Directive:
Every line below should be copied exactly; drop the pictures.

Input for this task:
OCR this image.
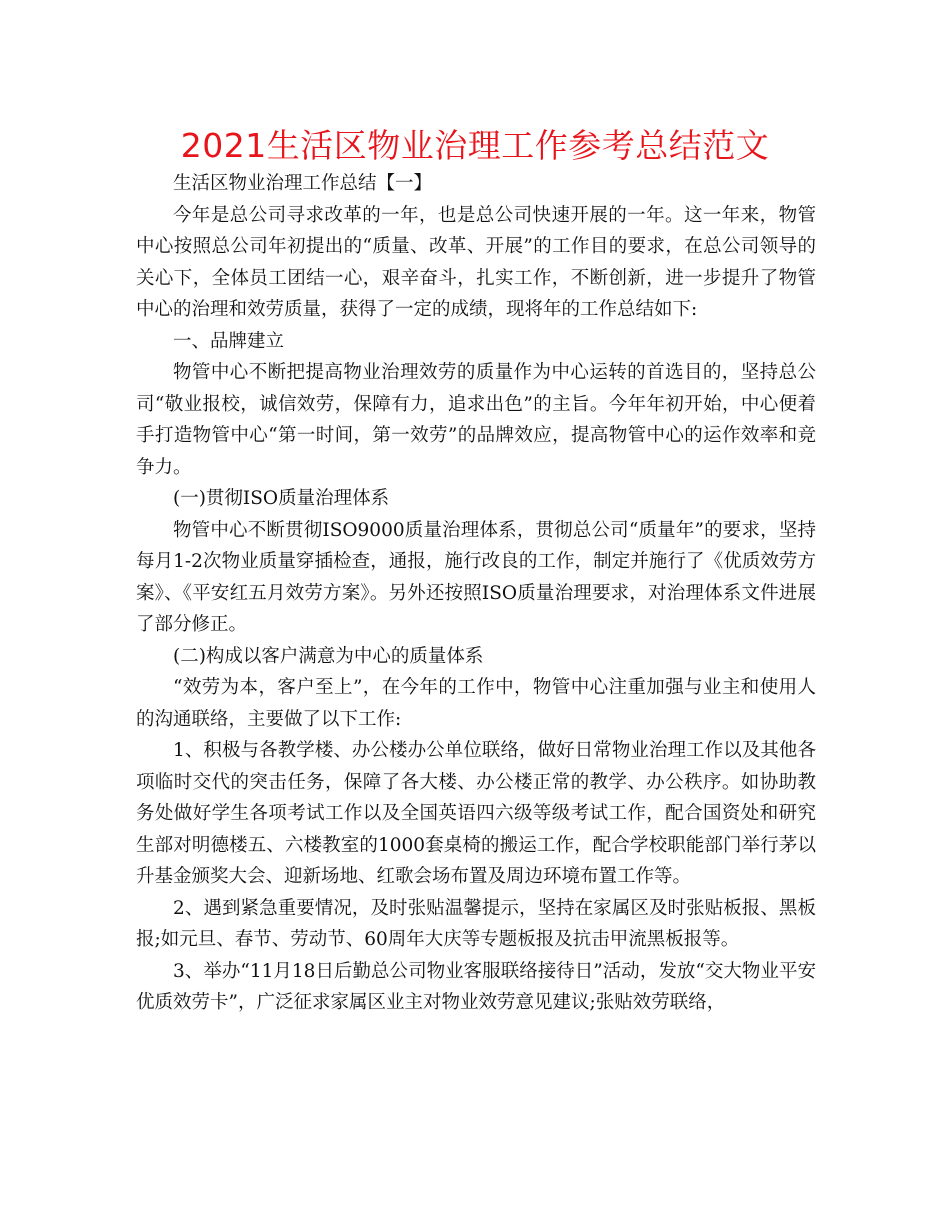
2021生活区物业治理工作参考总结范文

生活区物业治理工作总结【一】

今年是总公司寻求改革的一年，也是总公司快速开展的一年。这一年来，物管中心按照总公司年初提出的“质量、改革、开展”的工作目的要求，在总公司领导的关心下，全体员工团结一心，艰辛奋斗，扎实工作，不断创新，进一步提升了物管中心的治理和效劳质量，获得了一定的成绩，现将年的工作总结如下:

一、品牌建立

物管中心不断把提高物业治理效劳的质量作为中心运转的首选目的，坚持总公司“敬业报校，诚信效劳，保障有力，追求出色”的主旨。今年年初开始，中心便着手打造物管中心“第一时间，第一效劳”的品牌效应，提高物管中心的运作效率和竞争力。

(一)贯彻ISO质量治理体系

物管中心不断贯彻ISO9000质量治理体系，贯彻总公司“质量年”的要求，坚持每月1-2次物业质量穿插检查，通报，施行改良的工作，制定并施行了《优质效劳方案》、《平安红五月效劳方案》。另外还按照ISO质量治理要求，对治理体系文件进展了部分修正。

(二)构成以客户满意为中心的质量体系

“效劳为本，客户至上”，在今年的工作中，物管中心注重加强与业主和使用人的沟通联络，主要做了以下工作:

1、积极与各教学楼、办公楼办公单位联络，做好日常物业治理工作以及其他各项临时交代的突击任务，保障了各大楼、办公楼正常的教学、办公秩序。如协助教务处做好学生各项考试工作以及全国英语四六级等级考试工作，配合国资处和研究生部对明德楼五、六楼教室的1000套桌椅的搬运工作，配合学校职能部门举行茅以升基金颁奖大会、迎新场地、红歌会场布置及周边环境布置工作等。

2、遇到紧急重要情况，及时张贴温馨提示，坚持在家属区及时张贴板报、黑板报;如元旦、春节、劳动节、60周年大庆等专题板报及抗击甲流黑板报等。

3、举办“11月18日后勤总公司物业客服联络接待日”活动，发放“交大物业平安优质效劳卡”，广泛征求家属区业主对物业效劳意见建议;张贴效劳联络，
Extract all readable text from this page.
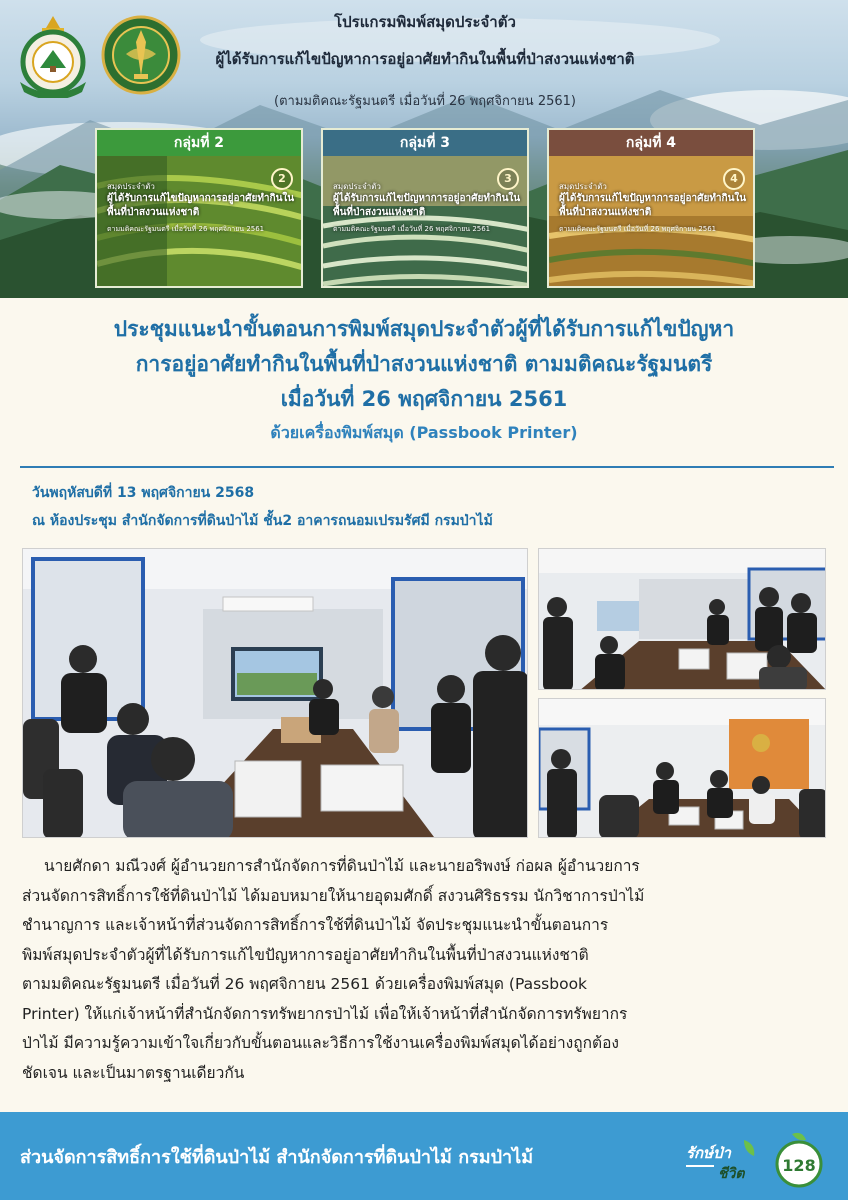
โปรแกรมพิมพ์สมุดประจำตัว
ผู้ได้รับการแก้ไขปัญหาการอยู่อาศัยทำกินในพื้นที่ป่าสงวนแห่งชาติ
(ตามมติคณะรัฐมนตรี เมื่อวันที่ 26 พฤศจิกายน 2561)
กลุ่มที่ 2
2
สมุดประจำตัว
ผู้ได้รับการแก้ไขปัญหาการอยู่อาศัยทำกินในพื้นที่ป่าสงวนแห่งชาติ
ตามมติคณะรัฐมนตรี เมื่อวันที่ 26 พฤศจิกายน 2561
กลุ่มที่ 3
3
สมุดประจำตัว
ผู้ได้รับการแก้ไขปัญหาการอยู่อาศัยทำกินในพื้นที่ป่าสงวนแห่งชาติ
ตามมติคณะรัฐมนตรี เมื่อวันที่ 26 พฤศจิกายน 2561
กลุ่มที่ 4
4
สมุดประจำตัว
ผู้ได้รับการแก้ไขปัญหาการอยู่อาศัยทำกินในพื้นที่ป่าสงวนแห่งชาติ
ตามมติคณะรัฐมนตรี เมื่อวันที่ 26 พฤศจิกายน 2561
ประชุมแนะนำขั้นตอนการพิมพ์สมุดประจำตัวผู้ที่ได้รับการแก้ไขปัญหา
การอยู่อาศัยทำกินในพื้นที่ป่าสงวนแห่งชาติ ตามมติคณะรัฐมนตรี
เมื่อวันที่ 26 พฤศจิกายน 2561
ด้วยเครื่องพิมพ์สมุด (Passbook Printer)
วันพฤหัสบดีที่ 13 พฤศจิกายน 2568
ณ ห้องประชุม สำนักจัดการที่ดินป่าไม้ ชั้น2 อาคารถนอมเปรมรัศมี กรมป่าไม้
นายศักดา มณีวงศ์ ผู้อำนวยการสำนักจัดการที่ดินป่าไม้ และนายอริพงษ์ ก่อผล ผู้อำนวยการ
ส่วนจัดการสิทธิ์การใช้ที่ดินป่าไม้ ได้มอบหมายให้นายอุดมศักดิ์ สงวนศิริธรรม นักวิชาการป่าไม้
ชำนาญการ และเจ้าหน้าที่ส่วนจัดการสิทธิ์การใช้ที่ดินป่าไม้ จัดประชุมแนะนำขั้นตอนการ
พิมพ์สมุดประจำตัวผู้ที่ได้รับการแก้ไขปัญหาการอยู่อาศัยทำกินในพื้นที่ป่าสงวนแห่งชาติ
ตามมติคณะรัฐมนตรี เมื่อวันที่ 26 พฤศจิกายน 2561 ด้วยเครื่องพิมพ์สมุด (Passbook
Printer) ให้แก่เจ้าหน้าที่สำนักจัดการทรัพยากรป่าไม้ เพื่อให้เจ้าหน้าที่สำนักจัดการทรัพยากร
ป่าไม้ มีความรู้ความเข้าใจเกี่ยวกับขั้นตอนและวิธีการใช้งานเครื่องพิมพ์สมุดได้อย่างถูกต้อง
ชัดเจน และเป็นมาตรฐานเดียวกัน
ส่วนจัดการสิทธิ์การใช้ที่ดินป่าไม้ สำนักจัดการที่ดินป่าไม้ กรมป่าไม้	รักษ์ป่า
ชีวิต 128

Finished exercise:
OCR this image.
2021生活区物业治理工作参考总结范文

生活区物业治理工作总结【一】

今年是总公司寻求改革的一年，也是总公司快速开展的一年。这一年来，物管中心按照总公司年初提出的“质量、改革、开展”的工作目的要求，在总公司领导的关心下，全体员工团结一心，艰辛奋斗，扎实工作，不断创新，进一步提升了物管中心的治理和效劳质量，获得了一定的成绩，现将年的工作总结如下:

一、品牌建立

物管中心不断把提高物业治理效劳的质量作为中心运转的首选目的，坚持总公司“敬业报校，诚信效劳，保障有力，追求出色”的主旨。今年年初开始，中心便着手打造物管中心“第一时间，第一效劳”的品牌效应，提高物管中心的运作效率和竞争力。

(一)贯彻ISO质量治理体系

物管中心不断贯彻ISO9000质量治理体系，贯彻总公司“质量年”的要求，坚持每月1-2次物业质量穿插检查，通报，施行改良的工作，制定并施行了《优质效劳方案》、《平安红五月效劳方案》。另外还按照ISO质量治理要求，对治理体系文件进展了部分修正。

(二)构成以客户满意为中心的质量体系

“效劳为本，客户至上”，在今年的工作中，物管中心注重加强与业主和使用人的沟通联络，主要做了以下工作:

1、积极与各教学楼、办公楼办公单位联络，做好日常物业治理工作以及其他各项临时交代的突击任务，保障了各大楼、办公楼正常的教学、办公秩序。如协助教务处做好学生各项考试工作以及全国英语四六级等级考试工作，配合国资处和研究生部对明德楼五、六楼教室的1000套桌椅的搬运工作，配合学校职能部门举行茅以升基金颁奖大会、迎新场地、红歌会场布置及周边环境布置工作等。

2、遇到紧急重要情况，及时张贴温馨提示，坚持在家属区及时张贴板报、黑板报;如元旦、春节、劳动节、60周年大庆等专题板报及抗击甲流黑板报等。

3、举办“11月18日后勤总公司物业客服联络接待日”活动，发放“交大物业平安优质效劳卡”，广泛征求家属区业主对物业效劳意见建议;张贴效劳联络，
Extract all readable text from this page.
โปรแกรมพิมพ์สมุดประจำตัว
ผู้ได้รับการแก้ไขปัญหาการอยู่อาศัยทำกินในพื้นที่ป่าสงวนแห่งชาติ
(ตามมติคณะรัฐมนตรี เมื่อวันที่ 26 พฤศจิกายน 2561)
กลุ่มที่ 2
2
สมุดประจำตัว
ผู้ได้รับการแก้ไขปัญหาการอยู่อาศัยทำกินในพื้นที่ป่าสงวนแห่งชาติ
ตามมติคณะรัฐมนตรี เมื่อวันที่ 26 พฤศจิกายน 2561
กลุ่มที่ 3
3
สมุดประจำตัว
ผู้ได้รับการแก้ไขปัญหาการอยู่อาศัยทำกินในพื้นที่ป่าสงวนแห่งชาติ
ตามมติคณะรัฐมนตรี เมื่อวันที่ 26 พฤศจิกายน 2561
กลุ่มที่ 4
4
สมุดประจำตัว
ผู้ได้รับการแก้ไขปัญหาการอยู่อาศัยทำกินในพื้นที่ป่าสงวนแห่งชาติ
ตามมติคณะรัฐมนตรี เมื่อวันที่ 26 พฤศจิกายน 2561
ประชุมแนะนำขั้นตอนการพิมพ์สมุดประจำตัวผู้ที่ได้รับการแก้ไขปัญหา
การอยู่อาศัยทำกินในพื้นที่ป่าสงวนแห่งชาติ ตามมติคณะรัฐมนตรี
เมื่อวันที่ 26 พฤศจิกายน 2561
ด้วยเครื่องพิมพ์สมุด (Passbook Printer)
วันพฤหัสบดีที่ 13 พฤศจิกายน 2568
ณ ห้องประชุม สำนักจัดการที่ดินป่าไม้ ชั้น2 อาคารถนอมเปรมรัศมี กรมป่าไม้
นายศักดา มณีวงศ์ ผู้อำนวยการสำนักจัดการที่ดินป่าไม้ และนายอริพงษ์ ก่อผล ผู้อำนวยการ
ส่วนจัดการสิทธิ์การใช้ที่ดินป่าไม้ ได้มอบหมายให้นายอุดมศักดิ์ สงวนศิริธรรม นักวิชาการป่าไม้
ชำนาญการ และเจ้าหน้าที่ส่วนจัดการสิทธิ์การใช้ที่ดินป่าไม้ จัดประชุมแนะนำขั้นตอนการ
พิมพ์สมุดประจำตัวผู้ที่ได้รับการแก้ไขปัญหาการอยู่อาศัยทำกินในพื้นที่ป่าสงวนแห่งชาติ
ตามมติคณะรัฐมนตรี เมื่อวันที่ 26 พฤศจิกายน 2561 ด้วยเครื่องพิมพ์สมุด (Passbook
Printer) ให้แก่เจ้าหน้าที่สำนักจัดการทรัพยากรป่าไม้ เพื่อให้เจ้าหน้าที่สำนักจัดการทรัพยากร
ป่าไม้ มีความรู้ความเข้าใจเกี่ยวกับขั้นตอนและวิธีการใช้งานเครื่องพิมพ์สมุดได้อย่างถูกต้อง
ชัดเจน และเป็นมาตรฐานเดียวกัน
ส่วนจัดการสิทธิ์การใช้ที่ดินป่าไม้ สำนักจัดการที่ดินป่าไม้ กรมป่าไม้	รักษ์ป่า
ชีวิต 128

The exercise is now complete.